─── Listed entries ───

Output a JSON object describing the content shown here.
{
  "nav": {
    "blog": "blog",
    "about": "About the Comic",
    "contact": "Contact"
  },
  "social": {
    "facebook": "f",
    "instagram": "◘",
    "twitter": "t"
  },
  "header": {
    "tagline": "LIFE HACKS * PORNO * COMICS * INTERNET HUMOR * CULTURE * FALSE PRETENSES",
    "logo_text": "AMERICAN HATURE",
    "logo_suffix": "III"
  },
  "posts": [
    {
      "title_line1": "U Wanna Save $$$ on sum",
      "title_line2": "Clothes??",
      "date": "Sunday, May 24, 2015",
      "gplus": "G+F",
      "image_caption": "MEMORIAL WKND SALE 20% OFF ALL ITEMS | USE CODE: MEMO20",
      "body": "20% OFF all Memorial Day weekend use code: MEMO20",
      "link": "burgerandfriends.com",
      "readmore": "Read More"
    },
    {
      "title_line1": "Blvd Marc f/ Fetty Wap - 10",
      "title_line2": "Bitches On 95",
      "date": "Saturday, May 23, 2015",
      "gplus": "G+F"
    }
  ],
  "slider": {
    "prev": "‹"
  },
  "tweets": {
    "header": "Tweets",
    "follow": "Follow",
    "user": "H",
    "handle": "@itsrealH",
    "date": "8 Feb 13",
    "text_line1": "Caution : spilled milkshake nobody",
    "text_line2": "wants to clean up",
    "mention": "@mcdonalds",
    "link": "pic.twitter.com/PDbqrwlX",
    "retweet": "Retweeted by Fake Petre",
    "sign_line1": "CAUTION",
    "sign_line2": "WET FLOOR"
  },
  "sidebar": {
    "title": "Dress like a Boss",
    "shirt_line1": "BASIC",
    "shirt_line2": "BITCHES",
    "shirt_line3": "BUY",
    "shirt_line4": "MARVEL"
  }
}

───

## [Task statement]
Search the data for "twitter". Copy every matching line.

## [Result of this exercise]
    "twitter": "t"
    "link": "pic.twitter.com/PDbqrwlX",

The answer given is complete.